▸ **SET PROBLEM**
From the entries provided below, copy each line that contains the word "коэффициент".

===== DATA

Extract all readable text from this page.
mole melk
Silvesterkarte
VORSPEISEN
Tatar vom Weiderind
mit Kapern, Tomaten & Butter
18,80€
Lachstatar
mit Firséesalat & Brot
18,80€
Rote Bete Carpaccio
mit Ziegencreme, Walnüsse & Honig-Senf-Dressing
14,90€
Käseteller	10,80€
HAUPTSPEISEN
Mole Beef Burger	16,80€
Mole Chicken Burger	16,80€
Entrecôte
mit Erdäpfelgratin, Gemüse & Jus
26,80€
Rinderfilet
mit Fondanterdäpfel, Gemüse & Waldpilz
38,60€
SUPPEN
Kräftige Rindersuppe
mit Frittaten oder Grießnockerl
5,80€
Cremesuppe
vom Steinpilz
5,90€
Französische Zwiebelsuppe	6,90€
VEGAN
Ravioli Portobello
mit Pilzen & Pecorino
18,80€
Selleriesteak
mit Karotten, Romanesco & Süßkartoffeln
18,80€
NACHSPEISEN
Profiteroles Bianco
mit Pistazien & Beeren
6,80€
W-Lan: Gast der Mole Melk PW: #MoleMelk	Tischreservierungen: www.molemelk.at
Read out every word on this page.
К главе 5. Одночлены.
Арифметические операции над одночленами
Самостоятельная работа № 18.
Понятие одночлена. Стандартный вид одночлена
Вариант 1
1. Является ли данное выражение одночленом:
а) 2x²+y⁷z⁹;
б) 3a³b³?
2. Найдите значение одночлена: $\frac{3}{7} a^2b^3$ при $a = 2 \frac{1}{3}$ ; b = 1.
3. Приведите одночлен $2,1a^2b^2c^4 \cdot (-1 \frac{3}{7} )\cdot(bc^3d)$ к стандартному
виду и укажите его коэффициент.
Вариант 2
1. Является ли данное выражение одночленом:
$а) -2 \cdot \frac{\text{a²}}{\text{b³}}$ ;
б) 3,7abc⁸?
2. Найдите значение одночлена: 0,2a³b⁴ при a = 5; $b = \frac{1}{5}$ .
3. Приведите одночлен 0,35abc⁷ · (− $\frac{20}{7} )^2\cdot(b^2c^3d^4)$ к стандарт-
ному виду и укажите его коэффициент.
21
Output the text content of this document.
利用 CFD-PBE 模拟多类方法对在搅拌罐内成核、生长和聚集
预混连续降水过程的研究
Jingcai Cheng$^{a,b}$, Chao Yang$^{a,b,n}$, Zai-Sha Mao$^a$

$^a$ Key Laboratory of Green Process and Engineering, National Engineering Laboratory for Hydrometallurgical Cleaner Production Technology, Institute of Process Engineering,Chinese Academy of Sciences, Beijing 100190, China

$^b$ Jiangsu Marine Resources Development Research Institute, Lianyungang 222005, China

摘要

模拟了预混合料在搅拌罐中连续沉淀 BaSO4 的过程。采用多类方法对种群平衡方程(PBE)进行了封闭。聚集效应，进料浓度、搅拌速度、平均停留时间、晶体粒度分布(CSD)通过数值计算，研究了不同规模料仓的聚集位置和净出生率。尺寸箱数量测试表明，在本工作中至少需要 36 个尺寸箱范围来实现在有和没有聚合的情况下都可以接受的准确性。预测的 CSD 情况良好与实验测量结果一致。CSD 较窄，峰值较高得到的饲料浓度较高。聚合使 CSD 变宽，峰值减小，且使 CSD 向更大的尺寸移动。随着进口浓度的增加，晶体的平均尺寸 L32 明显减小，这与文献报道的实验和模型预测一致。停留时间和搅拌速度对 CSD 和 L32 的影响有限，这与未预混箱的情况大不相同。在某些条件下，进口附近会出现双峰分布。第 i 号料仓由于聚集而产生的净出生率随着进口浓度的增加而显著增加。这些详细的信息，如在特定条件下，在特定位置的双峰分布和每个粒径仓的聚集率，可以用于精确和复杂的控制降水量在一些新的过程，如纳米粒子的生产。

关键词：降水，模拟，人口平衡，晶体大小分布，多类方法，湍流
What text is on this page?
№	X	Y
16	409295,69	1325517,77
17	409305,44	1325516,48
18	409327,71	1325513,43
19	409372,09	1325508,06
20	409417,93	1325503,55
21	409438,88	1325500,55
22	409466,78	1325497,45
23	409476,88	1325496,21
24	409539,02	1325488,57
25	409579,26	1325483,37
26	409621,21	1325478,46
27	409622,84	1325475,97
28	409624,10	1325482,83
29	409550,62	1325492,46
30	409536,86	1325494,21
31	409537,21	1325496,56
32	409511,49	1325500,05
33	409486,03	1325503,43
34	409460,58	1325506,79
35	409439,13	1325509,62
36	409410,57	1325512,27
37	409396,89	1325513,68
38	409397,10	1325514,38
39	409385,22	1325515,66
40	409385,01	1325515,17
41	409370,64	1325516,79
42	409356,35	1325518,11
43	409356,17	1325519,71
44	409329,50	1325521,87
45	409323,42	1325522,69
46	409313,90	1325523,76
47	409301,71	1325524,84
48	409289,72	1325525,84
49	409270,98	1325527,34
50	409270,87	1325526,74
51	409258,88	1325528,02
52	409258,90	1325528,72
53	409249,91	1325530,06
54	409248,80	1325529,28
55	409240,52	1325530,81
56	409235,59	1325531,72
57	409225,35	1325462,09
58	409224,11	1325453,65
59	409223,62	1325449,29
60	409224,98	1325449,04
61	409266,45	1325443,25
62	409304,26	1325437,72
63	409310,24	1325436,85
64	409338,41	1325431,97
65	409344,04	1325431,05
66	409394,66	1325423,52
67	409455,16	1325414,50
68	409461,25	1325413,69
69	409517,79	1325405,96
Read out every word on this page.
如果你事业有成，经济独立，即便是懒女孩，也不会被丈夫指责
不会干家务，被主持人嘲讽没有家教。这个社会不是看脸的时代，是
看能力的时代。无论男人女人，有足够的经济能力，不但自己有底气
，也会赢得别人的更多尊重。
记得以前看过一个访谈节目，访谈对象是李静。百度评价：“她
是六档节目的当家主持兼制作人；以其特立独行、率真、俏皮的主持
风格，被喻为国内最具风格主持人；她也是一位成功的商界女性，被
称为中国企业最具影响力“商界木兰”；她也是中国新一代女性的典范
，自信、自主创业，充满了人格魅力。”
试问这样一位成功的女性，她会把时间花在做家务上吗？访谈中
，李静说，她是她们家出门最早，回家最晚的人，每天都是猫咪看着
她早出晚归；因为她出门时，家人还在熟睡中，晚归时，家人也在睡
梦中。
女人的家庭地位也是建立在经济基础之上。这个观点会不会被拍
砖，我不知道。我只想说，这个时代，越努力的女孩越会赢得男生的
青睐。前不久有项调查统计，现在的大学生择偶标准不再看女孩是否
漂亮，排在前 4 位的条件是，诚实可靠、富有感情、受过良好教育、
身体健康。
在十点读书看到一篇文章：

==========

▸ **TASK RESULT**
виду и укажите его коэффициент.
ному виду и укажите его коэффициент.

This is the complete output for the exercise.